> **GIVEN INSTRUCTION**
Search the material for the string "ylabel", then return every line where it is found.
# EXTRACTED DATA start
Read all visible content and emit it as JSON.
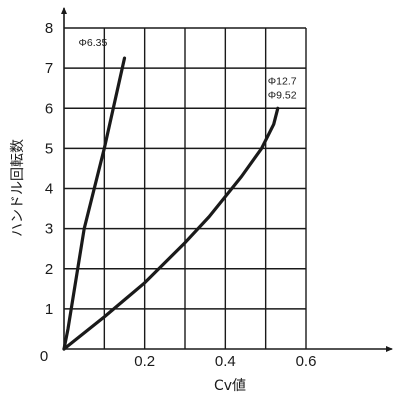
{
  "chart_data": {
    "type": "line",
    "xlabel": "Cv値",
    "ylabel": "ハンドル回転数",
    "xlim": [
      0,
      0.6
    ],
    "ylim": [
      0,
      8
    ],
    "x_ticks": [
      "0",
      "0.2",
      "0.4",
      "0.6"
    ],
    "y_ticks": [
      "1",
      "2",
      "3",
      "4",
      "5",
      "6",
      "7",
      "8"
    ],
    "grid": true,
    "series": [
      {
        "name": "Φ6.35",
        "x": [
          0,
          0.01,
          0.05,
          0.1,
          0.15
        ],
        "y": [
          0,
          0.5,
          3,
          5,
          7.25
        ]
      },
      {
        "name": "Φ12.7\nΦ9.52",
        "x": [
          0,
          0.1,
          0.2,
          0.3,
          0.36,
          0.44,
          0.49,
          0.52,
          0.53
        ],
        "y": [
          0,
          0.8,
          1.65,
          2.65,
          3.3,
          4.3,
          5.0,
          5.6,
          6.0
        ]
      }
    ]
  }
}
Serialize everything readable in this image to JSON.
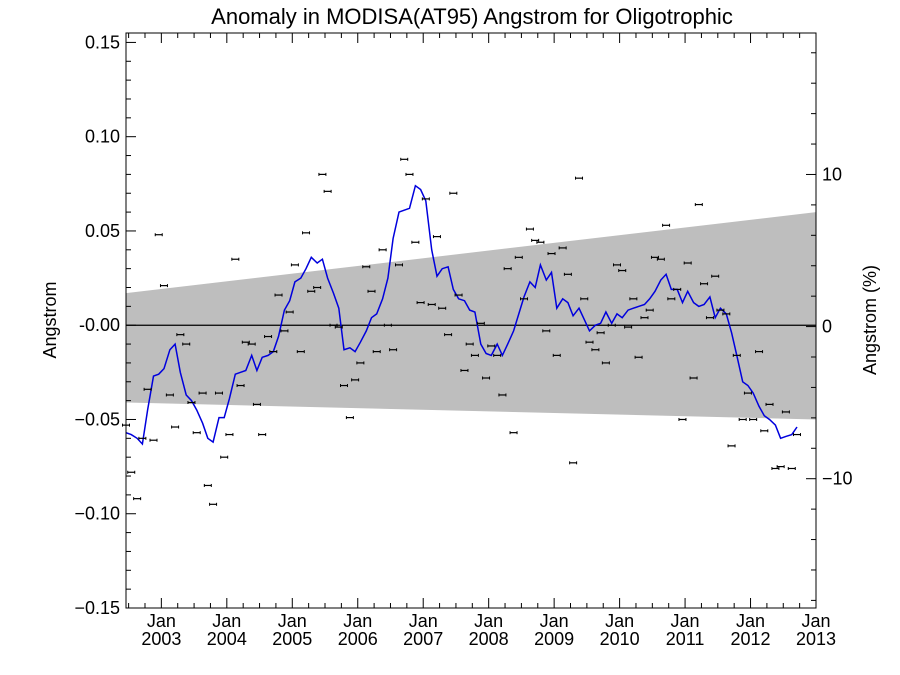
{
  "chart_data": {
    "type": "scatter",
    "title": "Anomaly in MODISA(AT95) Angstrom for Oligotrophic",
    "ylabel": "Angstrom",
    "y2label": "Angstrom (%)",
    "xlabel": "",
    "xlim": [
      2002.46,
      2013.0
    ],
    "ylim": [
      -0.15,
      0.155
    ],
    "y2lim": [
      -18.5,
      19.3
    ],
    "x_tick_labels": [
      {
        "month": "Jan",
        "year": "2003",
        "x": 2003.0
      },
      {
        "month": "Jan",
        "year": "2004",
        "x": 2004.0
      },
      {
        "month": "Jan",
        "year": "2005",
        "x": 2005.0
      },
      {
        "month": "Jan",
        "year": "2006",
        "x": 2006.0
      },
      {
        "month": "Jan",
        "year": "2007",
        "x": 2007.0
      },
      {
        "month": "Jan",
        "year": "2008",
        "x": 2008.0
      },
      {
        "month": "Jan",
        "year": "2009",
        "x": 2009.0
      },
      {
        "month": "Jan",
        "year": "2010",
        "x": 2010.0
      },
      {
        "month": "Jan",
        "year": "2011",
        "x": 2011.0
      },
      {
        "month": "Jan",
        "year": "2012",
        "x": 2012.0
      },
      {
        "month": "Jan",
        "year": "2013",
        "x": 2013.0
      }
    ],
    "y_ticks": [
      {
        "label": "0.15",
        "value": 0.15
      },
      {
        "label": "0.10",
        "value": 0.1
      },
      {
        "label": "0.05",
        "value": 0.05
      },
      {
        "label": "-0.00",
        "value": 0.0
      },
      {
        "label": "−0.05",
        "value": -0.05
      },
      {
        "label": "−0.10",
        "value": -0.1
      },
      {
        "label": "−0.15",
        "value": -0.15
      }
    ],
    "y2_ticks": [
      {
        "label": "10",
        "value": 10
      },
      {
        "label": "0",
        "value": 0
      },
      {
        "label": "−10",
        "value": -10
      }
    ],
    "zero_line": 0.0,
    "confidence_band": {
      "x": [
        2002.46,
        2013.0
      ],
      "upper": [
        0.017,
        0.06
      ],
      "lower": [
        -0.041,
        -0.05
      ],
      "color": "#bebebe"
    },
    "series": [
      {
        "kind": "points",
        "color": "#000000",
        "points": [
          [
            2002.46,
            -0.053
          ],
          [
            2002.54,
            -0.078
          ],
          [
            2002.63,
            -0.092
          ],
          [
            2002.71,
            -0.06
          ],
          [
            2002.79,
            -0.034
          ],
          [
            2002.88,
            -0.061
          ],
          [
            2002.96,
            0.048
          ],
          [
            2003.04,
            0.021
          ],
          [
            2003.13,
            -0.037
          ],
          [
            2003.21,
            -0.054
          ],
          [
            2003.29,
            -0.005
          ],
          [
            2003.38,
            -0.01
          ],
          [
            2003.46,
            -0.041
          ],
          [
            2003.54,
            -0.057
          ],
          [
            2003.63,
            -0.036
          ],
          [
            2003.71,
            -0.085
          ],
          [
            2003.79,
            -0.095
          ],
          [
            2003.88,
            -0.036
          ],
          [
            2003.96,
            -0.07
          ],
          [
            2004.04,
            -0.058
          ],
          [
            2004.13,
            0.035
          ],
          [
            2004.21,
            -0.032
          ],
          [
            2004.29,
            -0.009
          ],
          [
            2004.38,
            -0.01
          ],
          [
            2004.46,
            -0.042
          ],
          [
            2004.54,
            -0.058
          ],
          [
            2004.63,
            -0.006
          ],
          [
            2004.71,
            -0.014
          ],
          [
            2004.79,
            0.016
          ],
          [
            2004.88,
            -0.003
          ],
          [
            2004.96,
            0.007
          ],
          [
            2005.04,
            0.032
          ],
          [
            2005.13,
            -0.014
          ],
          [
            2005.21,
            0.049
          ],
          [
            2005.29,
            0.018
          ],
          [
            2005.38,
            0.02
          ],
          [
            2005.46,
            0.08
          ],
          [
            2005.54,
            0.071
          ],
          [
            2005.63,
            0.0
          ],
          [
            2005.71,
            -0.001
          ],
          [
            2005.79,
            -0.032
          ],
          [
            2005.88,
            -0.049
          ],
          [
            2005.96,
            -0.029
          ],
          [
            2006.04,
            -0.02
          ],
          [
            2006.13,
            0.031
          ],
          [
            2006.21,
            0.018
          ],
          [
            2006.29,
            -0.014
          ],
          [
            2006.38,
            0.04
          ],
          [
            2006.46,
            0.0
          ],
          [
            2006.54,
            -0.013
          ],
          [
            2006.63,
            0.032
          ],
          [
            2006.71,
            0.088
          ],
          [
            2006.79,
            0.08
          ],
          [
            2006.88,
            0.044
          ],
          [
            2006.96,
            0.012
          ],
          [
            2007.04,
            0.067
          ],
          [
            2007.13,
            0.011
          ],
          [
            2007.21,
            0.047
          ],
          [
            2007.29,
            0.009
          ],
          [
            2007.38,
            -0.005
          ],
          [
            2007.46,
            0.07
          ],
          [
            2007.54,
            0.016
          ],
          [
            2007.63,
            -0.024
          ],
          [
            2007.71,
            -0.01
          ],
          [
            2007.79,
            -0.016
          ],
          [
            2007.88,
            0.001
          ],
          [
            2007.96,
            -0.028
          ],
          [
            2008.04,
            -0.011
          ],
          [
            2008.13,
            -0.016
          ],
          [
            2008.21,
            -0.037
          ],
          [
            2008.29,
            0.03
          ],
          [
            2008.38,
            -0.057
          ],
          [
            2008.46,
            0.036
          ],
          [
            2008.54,
            0.014
          ],
          [
            2008.63,
            0.051
          ],
          [
            2008.71,
            0.045
          ],
          [
            2008.79,
            0.044
          ],
          [
            2008.88,
            -0.003
          ],
          [
            2008.96,
            0.038
          ],
          [
            2009.04,
            -0.016
          ],
          [
            2009.13,
            0.041
          ],
          [
            2009.21,
            0.027
          ],
          [
            2009.29,
            -0.073
          ],
          [
            2009.38,
            0.078
          ],
          [
            2009.46,
            0.014
          ],
          [
            2009.54,
            -0.009
          ],
          [
            2009.63,
            -0.013
          ],
          [
            2009.71,
            -0.004
          ],
          [
            2009.79,
            -0.02
          ],
          [
            2009.88,
            0.0
          ],
          [
            2009.96,
            0.032
          ],
          [
            2010.04,
            0.029
          ],
          [
            2010.13,
            -0.001
          ],
          [
            2010.21,
            0.014
          ],
          [
            2010.29,
            -0.017
          ],
          [
            2010.38,
            0.004
          ],
          [
            2010.46,
            0.008
          ],
          [
            2010.54,
            0.036
          ],
          [
            2010.63,
            0.035
          ],
          [
            2010.71,
            0.053
          ],
          [
            2010.79,
            0.014
          ],
          [
            2010.88,
            0.019
          ],
          [
            2010.96,
            -0.05
          ],
          [
            2011.04,
            0.033
          ],
          [
            2011.13,
            -0.028
          ],
          [
            2011.21,
            0.064
          ],
          [
            2011.29,
            0.022
          ],
          [
            2011.38,
            0.004
          ],
          [
            2011.46,
            0.026
          ],
          [
            2011.54,
            0.008
          ],
          [
            2011.63,
            0.006
          ],
          [
            2011.71,
            -0.064
          ],
          [
            2011.79,
            -0.016
          ],
          [
            2011.88,
            -0.05
          ],
          [
            2011.96,
            -0.036
          ],
          [
            2012.04,
            -0.05
          ],
          [
            2012.13,
            -0.014
          ],
          [
            2012.21,
            -0.056
          ],
          [
            2012.29,
            -0.042
          ],
          [
            2012.38,
            -0.076
          ],
          [
            2012.46,
            -0.075
          ],
          [
            2012.54,
            -0.046
          ],
          [
            2012.63,
            -0.076
          ],
          [
            2012.71,
            -0.058
          ]
        ]
      },
      {
        "kind": "line",
        "color": "#0000dd",
        "points": [
          [
            2002.46,
            -0.057
          ],
          [
            2002.54,
            -0.058
          ],
          [
            2002.63,
            -0.06
          ],
          [
            2002.71,
            -0.063
          ],
          [
            2002.79,
            -0.045
          ],
          [
            2002.88,
            -0.027
          ],
          [
            2002.96,
            -0.026
          ],
          [
            2003.04,
            -0.023
          ],
          [
            2003.13,
            -0.013
          ],
          [
            2003.21,
            -0.01
          ],
          [
            2003.29,
            -0.025
          ],
          [
            2003.38,
            -0.037
          ],
          [
            2003.46,
            -0.04
          ],
          [
            2003.54,
            -0.045
          ],
          [
            2003.63,
            -0.052
          ],
          [
            2003.71,
            -0.06
          ],
          [
            2003.79,
            -0.062
          ],
          [
            2003.88,
            -0.049
          ],
          [
            2003.96,
            -0.049
          ],
          [
            2004.04,
            -0.039
          ],
          [
            2004.13,
            -0.026
          ],
          [
            2004.21,
            -0.025
          ],
          [
            2004.29,
            -0.024
          ],
          [
            2004.38,
            -0.016
          ],
          [
            2004.46,
            -0.024
          ],
          [
            2004.54,
            -0.017
          ],
          [
            2004.63,
            -0.016
          ],
          [
            2004.71,
            -0.014
          ],
          [
            2004.79,
            -0.006
          ],
          [
            2004.88,
            0.008
          ],
          [
            2004.96,
            0.013
          ],
          [
            2005.04,
            0.023
          ],
          [
            2005.13,
            0.025
          ],
          [
            2005.21,
            0.03
          ],
          [
            2005.29,
            0.036
          ],
          [
            2005.38,
            0.033
          ],
          [
            2005.46,
            0.035
          ],
          [
            2005.54,
            0.025
          ],
          [
            2005.63,
            0.017
          ],
          [
            2005.71,
            0.009
          ],
          [
            2005.79,
            -0.013
          ],
          [
            2005.88,
            -0.012
          ],
          [
            2005.96,
            -0.014
          ],
          [
            2006.04,
            -0.009
          ],
          [
            2006.13,
            -0.003
          ],
          [
            2006.21,
            0.004
          ],
          [
            2006.29,
            0.006
          ],
          [
            2006.38,
            0.014
          ],
          [
            2006.46,
            0.025
          ],
          [
            2006.54,
            0.046
          ],
          [
            2006.63,
            0.06
          ],
          [
            2006.71,
            0.061
          ],
          [
            2006.79,
            0.062
          ],
          [
            2006.88,
            0.074
          ],
          [
            2006.96,
            0.072
          ],
          [
            2007.04,
            0.066
          ],
          [
            2007.13,
            0.04
          ],
          [
            2007.21,
            0.026
          ],
          [
            2007.29,
            0.03
          ],
          [
            2007.38,
            0.031
          ],
          [
            2007.46,
            0.019
          ],
          [
            2007.54,
            0.014
          ],
          [
            2007.63,
            0.013
          ],
          [
            2007.71,
            0.008
          ],
          [
            2007.79,
            0.007
          ],
          [
            2007.88,
            -0.01
          ],
          [
            2007.96,
            -0.015
          ],
          [
            2008.04,
            -0.016
          ],
          [
            2008.13,
            -0.01
          ],
          [
            2008.21,
            -0.016
          ],
          [
            2008.29,
            -0.01
          ],
          [
            2008.38,
            -0.003
          ],
          [
            2008.46,
            0.006
          ],
          [
            2008.54,
            0.015
          ],
          [
            2008.63,
            0.023
          ],
          [
            2008.71,
            0.02
          ],
          [
            2008.79,
            0.032
          ],
          [
            2008.88,
            0.024
          ],
          [
            2008.96,
            0.028
          ],
          [
            2009.04,
            0.009
          ],
          [
            2009.13,
            0.014
          ],
          [
            2009.21,
            0.012
          ],
          [
            2009.29,
            0.005
          ],
          [
            2009.38,
            0.009
          ],
          [
            2009.46,
            0.003
          ],
          [
            2009.54,
            -0.003
          ],
          [
            2009.63,
            0.0
          ],
          [
            2009.71,
            0.001
          ],
          [
            2009.79,
            0.007
          ],
          [
            2009.88,
            0.001
          ],
          [
            2009.96,
            0.006
          ],
          [
            2010.04,
            0.004
          ],
          [
            2010.13,
            0.008
          ],
          [
            2010.21,
            0.009
          ],
          [
            2010.29,
            0.01
          ],
          [
            2010.38,
            0.011
          ],
          [
            2010.46,
            0.014
          ],
          [
            2010.54,
            0.018
          ],
          [
            2010.63,
            0.024
          ],
          [
            2010.71,
            0.027
          ],
          [
            2010.79,
            0.019
          ],
          [
            2010.88,
            0.019
          ],
          [
            2010.96,
            0.012
          ],
          [
            2011.04,
            0.018
          ],
          [
            2011.13,
            0.012
          ],
          [
            2011.21,
            0.01
          ],
          [
            2011.29,
            0.011
          ],
          [
            2011.38,
            0.015
          ],
          [
            2011.46,
            0.004
          ],
          [
            2011.54,
            0.009
          ],
          [
            2011.63,
            0.006
          ],
          [
            2011.71,
            -0.004
          ],
          [
            2011.79,
            -0.016
          ],
          [
            2011.88,
            -0.03
          ],
          [
            2011.96,
            -0.032
          ],
          [
            2012.04,
            -0.036
          ],
          [
            2012.13,
            -0.043
          ],
          [
            2012.21,
            -0.048
          ],
          [
            2012.29,
            -0.05
          ],
          [
            2012.38,
            -0.053
          ],
          [
            2012.46,
            -0.06
          ],
          [
            2012.54,
            -0.059
          ],
          [
            2012.63,
            -0.058
          ],
          [
            2012.71,
            -0.054
          ]
        ]
      }
    ]
  }
}
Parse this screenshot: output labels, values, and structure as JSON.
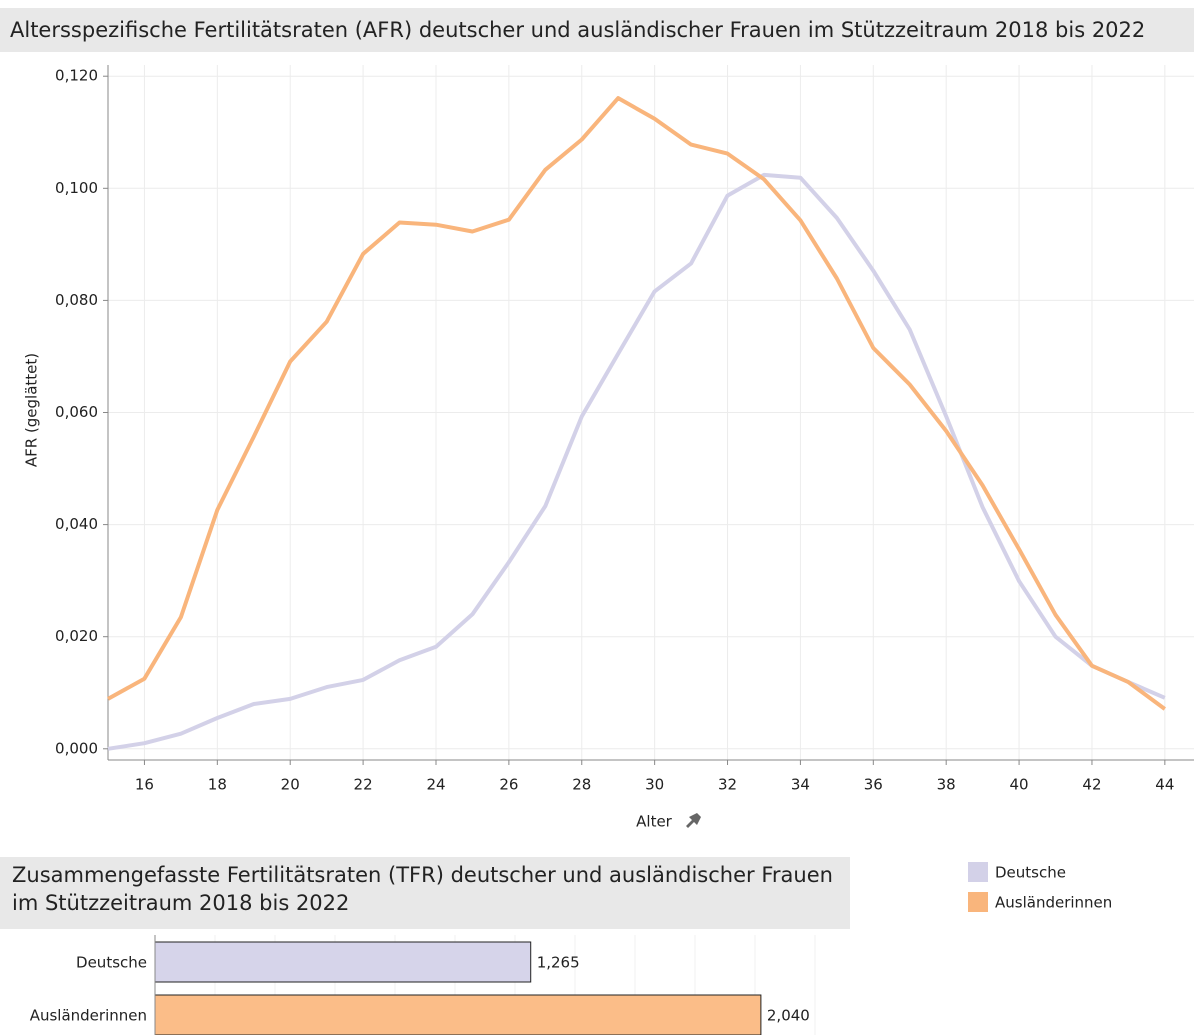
{
  "chart_data": [
    {
      "type": "line",
      "title": "Altersspezifische Fertilitätsraten (AFR) deutscher und ausländischer Frauen im Stützzeitraum 2018 bis 2022",
      "xlabel": "Alter",
      "ylabel": "AFR (geglättet)",
      "x": [
        15,
        16,
        17,
        18,
        19,
        20,
        21,
        22,
        23,
        24,
        25,
        26,
        27,
        28,
        29,
        30,
        31,
        32,
        33,
        34,
        35,
        36,
        37,
        38,
        39,
        40,
        41,
        42,
        43,
        44
      ],
      "series": [
        {
          "name": "Deutsche",
          "color": "#d3d1e8",
          "values": [
            0.0,
            0.001,
            0.0027,
            0.0055,
            0.008,
            0.0089,
            0.011,
            0.0123,
            0.0158,
            0.0182,
            0.024,
            0.0333,
            0.0433,
            0.0593,
            0.0705,
            0.0816,
            0.0866,
            0.0987,
            0.1024,
            0.1019,
            0.0947,
            0.0853,
            0.0748,
            0.0593,
            0.0431,
            0.0299,
            0.02,
            0.0148,
            0.0119,
            0.0091
          ]
        },
        {
          "name": "Ausländerinnen",
          "color": "#f9b57c",
          "values": [
            0.0089,
            0.0125,
            0.0235,
            0.0426,
            0.0557,
            0.0691,
            0.0762,
            0.0883,
            0.0939,
            0.0935,
            0.0923,
            0.0944,
            0.1033,
            0.1087,
            0.1161,
            0.1124,
            0.1078,
            0.1062,
            0.1016,
            0.0943,
            0.0839,
            0.0715,
            0.065,
            0.0567,
            0.047,
            0.0356,
            0.0239,
            0.0148,
            0.0119,
            0.0071
          ]
        }
      ],
      "xlim": [
        15,
        44.8
      ],
      "xticks": [
        16,
        18,
        20,
        22,
        24,
        26,
        28,
        30,
        32,
        34,
        36,
        38,
        40,
        42,
        44
      ],
      "ylim": [
        -0.002,
        0.122
      ],
      "yticks": [
        {
          "value": 0,
          "label": "0,000"
        },
        {
          "value": 0.02,
          "label": "0,020"
        },
        {
          "value": 0.04,
          "label": "0,040"
        },
        {
          "value": 0.06,
          "label": "0,060"
        },
        {
          "value": 0.08,
          "label": "0,080"
        },
        {
          "value": 0.1,
          "label": "0,100"
        },
        {
          "value": 0.12,
          "label": "0,120"
        }
      ],
      "grid": true
    },
    {
      "type": "barh",
      "title": "Zusammengefasste Fertilitätsraten (TFR) deutscher und ausländischer Frauen im Stützzeitraum 2018 bis 2022",
      "categories": [
        "Deutsche",
        "Ausländerinnen"
      ],
      "values": [
        1.265,
        2.04
      ],
      "value_labels": [
        "1,265",
        "2,040"
      ],
      "colors": [
        "#d6d4ea",
        "#fbbd88"
      ],
      "xlim": [
        0,
        2.34
      ]
    }
  ]
}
# EXTRACTED DATA end
> **PROBLEM SOLUTION**
    "ylabel": "ハンドル回転数",
    "ylabel": "Angstrom",
      "ylabel": "AFR (geglättet)",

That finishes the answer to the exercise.